In the entries below, find the line containing "What does this". Copy it and all lines after it, exactly, through the end.
■ ■ ■ ■ ■
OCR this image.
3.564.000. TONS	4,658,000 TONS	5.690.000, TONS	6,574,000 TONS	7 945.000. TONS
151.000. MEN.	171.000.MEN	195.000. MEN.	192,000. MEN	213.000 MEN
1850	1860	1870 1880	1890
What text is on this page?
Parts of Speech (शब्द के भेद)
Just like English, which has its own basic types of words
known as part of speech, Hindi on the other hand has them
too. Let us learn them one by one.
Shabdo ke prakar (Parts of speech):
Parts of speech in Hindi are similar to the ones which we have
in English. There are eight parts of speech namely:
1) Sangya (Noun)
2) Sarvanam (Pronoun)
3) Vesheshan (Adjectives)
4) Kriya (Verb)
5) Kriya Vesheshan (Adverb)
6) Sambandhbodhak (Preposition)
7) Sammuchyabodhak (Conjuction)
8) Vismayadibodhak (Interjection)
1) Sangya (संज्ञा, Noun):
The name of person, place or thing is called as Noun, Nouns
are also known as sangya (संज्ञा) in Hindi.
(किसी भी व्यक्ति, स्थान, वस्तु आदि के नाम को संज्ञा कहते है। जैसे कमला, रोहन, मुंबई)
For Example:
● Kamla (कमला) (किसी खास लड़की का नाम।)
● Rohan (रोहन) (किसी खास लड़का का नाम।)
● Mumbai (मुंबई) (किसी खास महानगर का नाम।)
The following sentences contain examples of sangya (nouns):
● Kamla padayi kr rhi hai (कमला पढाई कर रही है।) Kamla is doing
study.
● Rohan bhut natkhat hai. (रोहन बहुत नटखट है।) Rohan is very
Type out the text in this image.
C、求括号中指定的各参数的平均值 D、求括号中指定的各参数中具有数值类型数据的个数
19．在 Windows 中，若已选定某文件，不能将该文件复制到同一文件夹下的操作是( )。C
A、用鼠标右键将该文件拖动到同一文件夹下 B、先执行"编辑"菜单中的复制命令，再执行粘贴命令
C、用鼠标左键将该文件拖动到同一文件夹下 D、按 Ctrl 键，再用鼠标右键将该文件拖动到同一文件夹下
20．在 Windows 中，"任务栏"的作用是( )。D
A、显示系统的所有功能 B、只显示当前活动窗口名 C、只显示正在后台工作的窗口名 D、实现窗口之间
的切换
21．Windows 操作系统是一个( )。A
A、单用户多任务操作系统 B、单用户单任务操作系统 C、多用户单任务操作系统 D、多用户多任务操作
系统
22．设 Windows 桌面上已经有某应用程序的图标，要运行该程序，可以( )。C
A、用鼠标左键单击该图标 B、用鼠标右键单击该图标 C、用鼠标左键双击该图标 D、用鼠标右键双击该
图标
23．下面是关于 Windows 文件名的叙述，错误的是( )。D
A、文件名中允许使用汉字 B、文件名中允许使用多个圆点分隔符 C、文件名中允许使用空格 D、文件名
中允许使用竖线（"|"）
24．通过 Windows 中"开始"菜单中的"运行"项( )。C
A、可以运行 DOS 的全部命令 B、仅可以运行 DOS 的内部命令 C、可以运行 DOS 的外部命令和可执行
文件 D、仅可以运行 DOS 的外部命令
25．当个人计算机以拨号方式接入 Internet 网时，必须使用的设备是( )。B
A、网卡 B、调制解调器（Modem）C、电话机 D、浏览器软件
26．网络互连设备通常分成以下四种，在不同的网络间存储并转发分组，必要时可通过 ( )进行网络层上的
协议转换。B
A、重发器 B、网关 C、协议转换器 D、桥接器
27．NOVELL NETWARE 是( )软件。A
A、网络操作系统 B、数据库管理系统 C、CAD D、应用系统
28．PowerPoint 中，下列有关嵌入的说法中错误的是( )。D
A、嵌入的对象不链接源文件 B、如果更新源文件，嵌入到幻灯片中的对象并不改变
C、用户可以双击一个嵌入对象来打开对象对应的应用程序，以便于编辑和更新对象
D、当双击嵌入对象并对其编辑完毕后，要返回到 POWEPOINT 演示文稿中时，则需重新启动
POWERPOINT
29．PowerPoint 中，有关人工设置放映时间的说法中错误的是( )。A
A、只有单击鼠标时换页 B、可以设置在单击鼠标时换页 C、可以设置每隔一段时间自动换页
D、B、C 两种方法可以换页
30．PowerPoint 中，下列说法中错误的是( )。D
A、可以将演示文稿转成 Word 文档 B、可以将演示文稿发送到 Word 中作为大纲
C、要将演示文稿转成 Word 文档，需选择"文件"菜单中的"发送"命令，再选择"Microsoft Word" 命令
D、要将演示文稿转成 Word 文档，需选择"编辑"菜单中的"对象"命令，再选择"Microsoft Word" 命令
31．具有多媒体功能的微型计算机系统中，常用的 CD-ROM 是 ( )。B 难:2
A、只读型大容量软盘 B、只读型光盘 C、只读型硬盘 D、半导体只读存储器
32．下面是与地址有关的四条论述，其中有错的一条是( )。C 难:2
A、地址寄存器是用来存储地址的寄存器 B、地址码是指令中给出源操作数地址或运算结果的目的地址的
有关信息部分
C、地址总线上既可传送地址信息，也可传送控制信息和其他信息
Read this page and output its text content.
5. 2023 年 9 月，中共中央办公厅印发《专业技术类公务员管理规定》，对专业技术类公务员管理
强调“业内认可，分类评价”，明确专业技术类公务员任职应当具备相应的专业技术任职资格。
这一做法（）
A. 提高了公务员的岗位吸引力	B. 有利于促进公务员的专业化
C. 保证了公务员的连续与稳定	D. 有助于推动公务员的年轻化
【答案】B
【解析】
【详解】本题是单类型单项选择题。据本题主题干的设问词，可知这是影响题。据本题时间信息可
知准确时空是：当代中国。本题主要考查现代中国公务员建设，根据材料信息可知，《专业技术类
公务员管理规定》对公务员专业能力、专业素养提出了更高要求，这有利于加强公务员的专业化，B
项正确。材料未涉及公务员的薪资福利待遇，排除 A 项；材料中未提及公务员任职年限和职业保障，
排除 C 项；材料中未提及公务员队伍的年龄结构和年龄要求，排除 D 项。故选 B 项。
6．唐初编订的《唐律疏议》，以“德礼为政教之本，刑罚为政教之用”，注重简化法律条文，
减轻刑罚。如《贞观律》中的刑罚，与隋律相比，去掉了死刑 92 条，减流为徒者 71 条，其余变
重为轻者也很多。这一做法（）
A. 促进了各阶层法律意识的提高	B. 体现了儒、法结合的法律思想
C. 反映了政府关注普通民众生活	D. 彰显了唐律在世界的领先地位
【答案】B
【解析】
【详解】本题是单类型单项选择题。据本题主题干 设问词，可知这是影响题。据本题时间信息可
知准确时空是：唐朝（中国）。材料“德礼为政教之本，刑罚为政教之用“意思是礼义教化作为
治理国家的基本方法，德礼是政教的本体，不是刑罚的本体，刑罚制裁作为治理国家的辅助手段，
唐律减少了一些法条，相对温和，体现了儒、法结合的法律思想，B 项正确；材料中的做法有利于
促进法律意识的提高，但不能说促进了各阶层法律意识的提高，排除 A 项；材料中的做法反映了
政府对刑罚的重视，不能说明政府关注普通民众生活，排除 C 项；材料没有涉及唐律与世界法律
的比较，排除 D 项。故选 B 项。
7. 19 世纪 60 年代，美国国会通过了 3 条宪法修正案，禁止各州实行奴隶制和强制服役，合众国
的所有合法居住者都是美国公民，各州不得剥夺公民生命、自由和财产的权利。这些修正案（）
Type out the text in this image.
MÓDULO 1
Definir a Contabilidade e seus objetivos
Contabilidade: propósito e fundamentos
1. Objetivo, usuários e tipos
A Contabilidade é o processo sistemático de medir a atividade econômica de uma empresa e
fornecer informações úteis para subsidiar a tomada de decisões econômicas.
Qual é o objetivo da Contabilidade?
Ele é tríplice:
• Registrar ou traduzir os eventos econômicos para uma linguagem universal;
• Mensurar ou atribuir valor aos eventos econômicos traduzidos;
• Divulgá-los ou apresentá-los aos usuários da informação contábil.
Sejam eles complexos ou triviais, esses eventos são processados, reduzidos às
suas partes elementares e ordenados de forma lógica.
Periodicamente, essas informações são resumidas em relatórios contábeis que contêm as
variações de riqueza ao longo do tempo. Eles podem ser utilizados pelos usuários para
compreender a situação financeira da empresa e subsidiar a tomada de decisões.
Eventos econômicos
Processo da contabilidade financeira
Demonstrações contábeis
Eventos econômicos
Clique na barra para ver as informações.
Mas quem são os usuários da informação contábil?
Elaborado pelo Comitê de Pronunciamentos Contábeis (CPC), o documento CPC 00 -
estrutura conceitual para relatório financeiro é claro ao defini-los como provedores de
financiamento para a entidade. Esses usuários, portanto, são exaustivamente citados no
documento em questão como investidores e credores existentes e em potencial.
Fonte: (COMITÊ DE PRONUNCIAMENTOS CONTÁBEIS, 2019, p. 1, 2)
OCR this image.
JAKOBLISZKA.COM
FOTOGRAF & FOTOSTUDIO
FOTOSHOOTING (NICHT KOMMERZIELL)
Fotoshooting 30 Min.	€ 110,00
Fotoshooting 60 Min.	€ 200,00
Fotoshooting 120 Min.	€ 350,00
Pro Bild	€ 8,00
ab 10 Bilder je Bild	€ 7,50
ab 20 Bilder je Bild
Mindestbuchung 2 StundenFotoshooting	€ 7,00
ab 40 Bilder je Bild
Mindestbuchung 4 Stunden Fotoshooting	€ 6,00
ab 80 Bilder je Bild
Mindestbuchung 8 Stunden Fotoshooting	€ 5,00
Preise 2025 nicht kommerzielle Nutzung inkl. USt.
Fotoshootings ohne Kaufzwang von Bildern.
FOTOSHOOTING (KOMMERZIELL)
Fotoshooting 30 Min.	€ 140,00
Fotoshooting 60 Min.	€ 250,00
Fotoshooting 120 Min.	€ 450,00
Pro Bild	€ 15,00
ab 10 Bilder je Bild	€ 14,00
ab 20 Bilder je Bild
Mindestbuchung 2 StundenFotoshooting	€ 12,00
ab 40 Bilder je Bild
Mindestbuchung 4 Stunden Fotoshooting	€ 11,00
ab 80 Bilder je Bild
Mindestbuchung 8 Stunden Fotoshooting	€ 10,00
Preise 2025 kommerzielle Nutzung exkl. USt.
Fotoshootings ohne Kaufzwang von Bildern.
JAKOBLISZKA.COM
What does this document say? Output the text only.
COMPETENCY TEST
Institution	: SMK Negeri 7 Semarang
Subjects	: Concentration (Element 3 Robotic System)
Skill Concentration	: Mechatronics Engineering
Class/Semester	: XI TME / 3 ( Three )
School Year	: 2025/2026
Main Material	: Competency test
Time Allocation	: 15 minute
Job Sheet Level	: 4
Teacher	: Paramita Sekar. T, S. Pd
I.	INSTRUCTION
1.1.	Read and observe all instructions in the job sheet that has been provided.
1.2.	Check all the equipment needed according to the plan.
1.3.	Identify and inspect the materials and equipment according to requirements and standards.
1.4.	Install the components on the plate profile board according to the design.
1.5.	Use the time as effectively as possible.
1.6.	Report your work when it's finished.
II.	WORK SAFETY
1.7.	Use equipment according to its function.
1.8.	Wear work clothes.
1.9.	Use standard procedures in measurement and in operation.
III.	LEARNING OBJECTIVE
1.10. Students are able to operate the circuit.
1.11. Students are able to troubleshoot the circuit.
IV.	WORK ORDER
■ ■ ■ ■ ■
**Full response**
What does this document say? Output the text only.
COMPETENCY TEST
Institution	: SMK Negeri 7 Semarang
Subjects	: Concentration (Element 3 Robotic System)
Skill Concentration	: Mechatronics Engineering
Class/Semester	: XI TME / 3 ( Three )
School Year	: 2025/2026
Main Material	: Competency test
Time Allocation	: 15 minute
Job Sheet Level	: 4
Teacher	: Paramita Sekar. T, S. Pd
I.	INSTRUCTION
1.1.	Read and observe all instructions in the job sheet that has been provided.
1.2.	Check all the equipment needed according to the plan.
1.3.	Identify and inspect the materials and equipment according to requirements and standards.
1.4.	Install the components on the plate profile board according to the design.
1.5.	Use the time as effectively as possible.
1.6.	Report your work when it's finished.
II.	WORK SAFETY
1.7.	Use equipment according to its function.
1.8.	Wear work clothes.
1.9.	Use standard procedures in measurement and in operation.
III.	LEARNING OBJECTIVE
1.10. Students are able to operate the circuit.
1.11. Students are able to troubleshoot the circuit.
IV.	WORK ORDER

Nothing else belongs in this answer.